Your instructions — Filter the entries below, keeping every line that has the word "summary".

Exercise inputs —
◇ ◇ ◇

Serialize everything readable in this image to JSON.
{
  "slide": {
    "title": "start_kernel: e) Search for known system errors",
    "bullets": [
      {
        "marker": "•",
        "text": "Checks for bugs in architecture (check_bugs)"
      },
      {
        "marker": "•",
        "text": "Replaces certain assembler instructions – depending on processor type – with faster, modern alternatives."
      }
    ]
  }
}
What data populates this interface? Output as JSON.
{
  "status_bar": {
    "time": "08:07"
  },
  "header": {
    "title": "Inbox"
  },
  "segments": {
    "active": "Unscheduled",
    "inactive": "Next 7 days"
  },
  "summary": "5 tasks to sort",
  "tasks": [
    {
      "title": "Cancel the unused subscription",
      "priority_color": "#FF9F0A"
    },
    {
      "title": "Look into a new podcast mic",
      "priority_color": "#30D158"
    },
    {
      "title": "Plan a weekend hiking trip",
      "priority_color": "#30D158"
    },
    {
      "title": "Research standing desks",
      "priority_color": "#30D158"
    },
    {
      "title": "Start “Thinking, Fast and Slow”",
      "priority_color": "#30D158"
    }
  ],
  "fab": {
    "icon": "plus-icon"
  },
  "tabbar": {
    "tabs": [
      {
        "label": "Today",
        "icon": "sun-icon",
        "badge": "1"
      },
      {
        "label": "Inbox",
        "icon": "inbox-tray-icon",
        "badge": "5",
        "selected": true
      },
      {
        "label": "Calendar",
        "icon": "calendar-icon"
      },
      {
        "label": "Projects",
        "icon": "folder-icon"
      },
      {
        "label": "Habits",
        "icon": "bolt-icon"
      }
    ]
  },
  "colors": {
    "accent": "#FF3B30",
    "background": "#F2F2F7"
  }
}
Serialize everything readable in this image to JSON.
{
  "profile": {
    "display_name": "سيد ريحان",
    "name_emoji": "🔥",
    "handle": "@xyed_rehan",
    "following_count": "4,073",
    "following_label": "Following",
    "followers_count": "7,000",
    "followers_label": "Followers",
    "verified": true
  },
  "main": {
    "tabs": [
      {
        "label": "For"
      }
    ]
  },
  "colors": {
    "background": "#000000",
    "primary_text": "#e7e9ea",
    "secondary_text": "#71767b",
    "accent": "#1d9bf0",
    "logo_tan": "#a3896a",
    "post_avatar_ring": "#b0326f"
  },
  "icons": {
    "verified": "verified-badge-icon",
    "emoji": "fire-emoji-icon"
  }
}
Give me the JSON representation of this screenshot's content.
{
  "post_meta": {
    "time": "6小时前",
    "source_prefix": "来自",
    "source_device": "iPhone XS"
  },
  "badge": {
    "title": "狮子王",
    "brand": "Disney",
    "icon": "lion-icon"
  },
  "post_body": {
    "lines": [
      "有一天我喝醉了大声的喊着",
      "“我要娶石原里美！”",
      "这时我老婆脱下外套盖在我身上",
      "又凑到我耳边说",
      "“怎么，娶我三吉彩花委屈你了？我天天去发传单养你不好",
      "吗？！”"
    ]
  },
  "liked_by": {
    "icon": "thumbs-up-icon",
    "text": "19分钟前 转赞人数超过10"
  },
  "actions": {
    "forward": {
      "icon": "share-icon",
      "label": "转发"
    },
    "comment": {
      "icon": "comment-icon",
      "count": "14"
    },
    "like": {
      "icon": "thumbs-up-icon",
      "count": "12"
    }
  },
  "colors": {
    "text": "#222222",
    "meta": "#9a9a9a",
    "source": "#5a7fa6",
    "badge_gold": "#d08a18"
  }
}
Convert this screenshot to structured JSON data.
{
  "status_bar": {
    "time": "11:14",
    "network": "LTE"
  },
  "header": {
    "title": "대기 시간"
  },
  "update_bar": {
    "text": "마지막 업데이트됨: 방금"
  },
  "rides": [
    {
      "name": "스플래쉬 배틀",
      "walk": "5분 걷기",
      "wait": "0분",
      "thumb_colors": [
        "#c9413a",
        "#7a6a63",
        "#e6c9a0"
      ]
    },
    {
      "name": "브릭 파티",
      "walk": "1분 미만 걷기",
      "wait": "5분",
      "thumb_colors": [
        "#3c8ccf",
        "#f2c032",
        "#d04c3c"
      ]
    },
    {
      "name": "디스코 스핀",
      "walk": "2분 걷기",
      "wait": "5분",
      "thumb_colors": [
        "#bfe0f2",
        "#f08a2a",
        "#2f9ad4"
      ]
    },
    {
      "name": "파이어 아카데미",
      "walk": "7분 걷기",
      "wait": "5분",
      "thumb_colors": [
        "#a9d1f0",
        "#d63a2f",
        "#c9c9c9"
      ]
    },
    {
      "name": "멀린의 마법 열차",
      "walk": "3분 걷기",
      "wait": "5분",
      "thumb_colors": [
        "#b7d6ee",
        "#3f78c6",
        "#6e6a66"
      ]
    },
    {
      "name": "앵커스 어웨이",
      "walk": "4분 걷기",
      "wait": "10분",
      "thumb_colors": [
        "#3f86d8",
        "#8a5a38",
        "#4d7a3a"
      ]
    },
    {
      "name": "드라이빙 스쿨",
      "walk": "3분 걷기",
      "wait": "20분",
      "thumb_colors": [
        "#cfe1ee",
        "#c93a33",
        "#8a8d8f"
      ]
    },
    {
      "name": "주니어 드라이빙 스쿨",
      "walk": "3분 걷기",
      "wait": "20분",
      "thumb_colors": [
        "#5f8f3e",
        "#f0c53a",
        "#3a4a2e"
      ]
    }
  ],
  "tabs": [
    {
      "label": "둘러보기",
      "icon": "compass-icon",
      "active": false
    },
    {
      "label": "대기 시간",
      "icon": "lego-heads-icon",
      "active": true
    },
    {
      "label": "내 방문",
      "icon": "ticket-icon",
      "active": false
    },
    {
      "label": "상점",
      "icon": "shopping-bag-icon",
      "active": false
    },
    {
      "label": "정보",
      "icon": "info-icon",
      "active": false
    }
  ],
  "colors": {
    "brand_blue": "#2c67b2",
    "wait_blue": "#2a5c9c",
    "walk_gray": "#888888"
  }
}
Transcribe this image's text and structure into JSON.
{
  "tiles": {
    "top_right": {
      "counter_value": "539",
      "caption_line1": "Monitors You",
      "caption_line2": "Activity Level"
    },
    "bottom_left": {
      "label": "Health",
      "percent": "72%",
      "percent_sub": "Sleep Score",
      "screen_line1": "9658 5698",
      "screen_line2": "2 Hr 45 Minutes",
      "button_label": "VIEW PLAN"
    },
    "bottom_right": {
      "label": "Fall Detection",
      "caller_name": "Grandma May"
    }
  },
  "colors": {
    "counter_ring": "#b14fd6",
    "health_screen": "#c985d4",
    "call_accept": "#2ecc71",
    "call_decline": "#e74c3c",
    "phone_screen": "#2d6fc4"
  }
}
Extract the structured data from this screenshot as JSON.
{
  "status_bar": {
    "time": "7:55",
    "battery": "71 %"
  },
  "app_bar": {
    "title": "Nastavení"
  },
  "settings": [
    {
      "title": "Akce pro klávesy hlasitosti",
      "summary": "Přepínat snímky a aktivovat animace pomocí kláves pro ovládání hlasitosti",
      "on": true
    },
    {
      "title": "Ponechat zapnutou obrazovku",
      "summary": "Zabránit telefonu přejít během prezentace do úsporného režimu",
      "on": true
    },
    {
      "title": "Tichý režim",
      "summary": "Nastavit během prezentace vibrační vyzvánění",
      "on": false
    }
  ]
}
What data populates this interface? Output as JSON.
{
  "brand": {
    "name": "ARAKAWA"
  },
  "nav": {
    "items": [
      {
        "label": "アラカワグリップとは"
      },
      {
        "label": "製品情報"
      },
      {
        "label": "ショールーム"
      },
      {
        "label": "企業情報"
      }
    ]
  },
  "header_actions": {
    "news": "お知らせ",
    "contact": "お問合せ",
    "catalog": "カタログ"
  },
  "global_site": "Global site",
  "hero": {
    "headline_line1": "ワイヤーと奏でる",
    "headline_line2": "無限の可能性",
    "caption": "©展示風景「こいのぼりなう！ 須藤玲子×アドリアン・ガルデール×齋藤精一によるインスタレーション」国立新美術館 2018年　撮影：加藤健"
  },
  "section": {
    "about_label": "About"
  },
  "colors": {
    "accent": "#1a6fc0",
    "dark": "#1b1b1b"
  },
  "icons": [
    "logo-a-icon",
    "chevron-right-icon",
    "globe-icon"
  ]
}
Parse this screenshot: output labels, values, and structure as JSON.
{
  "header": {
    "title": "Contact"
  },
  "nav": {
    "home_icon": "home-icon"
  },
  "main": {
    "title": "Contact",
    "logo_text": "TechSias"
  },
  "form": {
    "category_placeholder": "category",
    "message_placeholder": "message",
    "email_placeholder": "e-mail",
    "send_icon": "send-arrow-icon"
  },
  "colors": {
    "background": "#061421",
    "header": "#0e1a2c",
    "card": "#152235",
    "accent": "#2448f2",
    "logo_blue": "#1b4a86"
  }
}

◇ ◇ ◇

Correct answer —
  "summary": "5 tasks to sort",
      "summary": "Přepínat snímky a aktivovat animace pomocí kláves pro ovládání hlasitosti",
      "summary": "Zabránit telefonu přejít během prezentace do úsporného režimu",
      "summary": "Nastavit během prezentace vibrační vyzvánění",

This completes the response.